# PROBLEM DESCRIPTION
In the entries below, identify every line with the string "phone" and copy it.

(Dataset excerpts)
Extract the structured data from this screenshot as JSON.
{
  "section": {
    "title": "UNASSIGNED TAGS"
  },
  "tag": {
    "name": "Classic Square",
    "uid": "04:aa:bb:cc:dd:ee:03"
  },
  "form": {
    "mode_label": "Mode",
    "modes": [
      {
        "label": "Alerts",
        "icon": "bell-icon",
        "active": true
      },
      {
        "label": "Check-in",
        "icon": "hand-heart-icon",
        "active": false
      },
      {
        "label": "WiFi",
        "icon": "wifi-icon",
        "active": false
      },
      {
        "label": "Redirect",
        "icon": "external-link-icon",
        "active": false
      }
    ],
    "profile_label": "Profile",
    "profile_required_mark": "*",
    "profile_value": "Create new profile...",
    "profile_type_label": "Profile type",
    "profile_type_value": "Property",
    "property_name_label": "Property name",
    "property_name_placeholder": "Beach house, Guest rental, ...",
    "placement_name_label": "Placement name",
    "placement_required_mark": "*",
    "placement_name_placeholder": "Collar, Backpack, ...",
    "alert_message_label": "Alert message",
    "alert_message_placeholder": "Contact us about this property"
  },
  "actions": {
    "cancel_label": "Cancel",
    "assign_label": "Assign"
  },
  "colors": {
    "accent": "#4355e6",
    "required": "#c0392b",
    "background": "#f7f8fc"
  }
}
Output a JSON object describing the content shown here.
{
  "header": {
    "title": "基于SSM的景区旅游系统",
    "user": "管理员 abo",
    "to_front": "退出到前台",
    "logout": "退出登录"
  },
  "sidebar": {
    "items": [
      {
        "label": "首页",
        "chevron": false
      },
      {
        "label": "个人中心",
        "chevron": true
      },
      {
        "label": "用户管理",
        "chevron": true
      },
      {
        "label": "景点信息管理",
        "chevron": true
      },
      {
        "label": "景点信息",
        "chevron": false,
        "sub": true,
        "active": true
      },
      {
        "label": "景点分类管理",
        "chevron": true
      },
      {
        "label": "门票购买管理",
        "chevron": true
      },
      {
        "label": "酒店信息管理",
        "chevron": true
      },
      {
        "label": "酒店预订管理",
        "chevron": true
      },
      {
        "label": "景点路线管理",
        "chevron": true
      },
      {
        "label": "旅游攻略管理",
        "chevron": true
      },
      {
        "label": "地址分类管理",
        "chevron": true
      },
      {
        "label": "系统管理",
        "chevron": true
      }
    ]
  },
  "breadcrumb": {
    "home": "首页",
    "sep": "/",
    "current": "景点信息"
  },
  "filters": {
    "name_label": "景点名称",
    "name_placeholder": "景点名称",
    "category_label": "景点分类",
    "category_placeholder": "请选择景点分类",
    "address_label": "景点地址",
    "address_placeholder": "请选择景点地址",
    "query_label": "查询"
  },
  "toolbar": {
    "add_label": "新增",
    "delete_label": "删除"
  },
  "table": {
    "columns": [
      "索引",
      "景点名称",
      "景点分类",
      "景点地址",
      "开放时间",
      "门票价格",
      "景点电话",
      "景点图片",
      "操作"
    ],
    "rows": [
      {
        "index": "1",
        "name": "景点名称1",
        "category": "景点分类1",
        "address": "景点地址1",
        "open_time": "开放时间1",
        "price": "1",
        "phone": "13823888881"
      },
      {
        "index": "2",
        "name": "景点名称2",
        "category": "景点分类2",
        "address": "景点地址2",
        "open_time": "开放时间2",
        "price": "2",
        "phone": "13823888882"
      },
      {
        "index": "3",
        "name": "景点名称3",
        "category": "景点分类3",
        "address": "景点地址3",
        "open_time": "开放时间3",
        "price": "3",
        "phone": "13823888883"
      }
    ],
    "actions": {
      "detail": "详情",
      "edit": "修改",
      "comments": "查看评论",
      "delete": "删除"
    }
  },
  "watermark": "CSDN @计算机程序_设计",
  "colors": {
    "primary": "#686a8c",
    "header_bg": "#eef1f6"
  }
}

# COMPLETE OUTPUT
        "phone": "13823888881"
        "phone": "13823888882"
        "phone": "13823888883"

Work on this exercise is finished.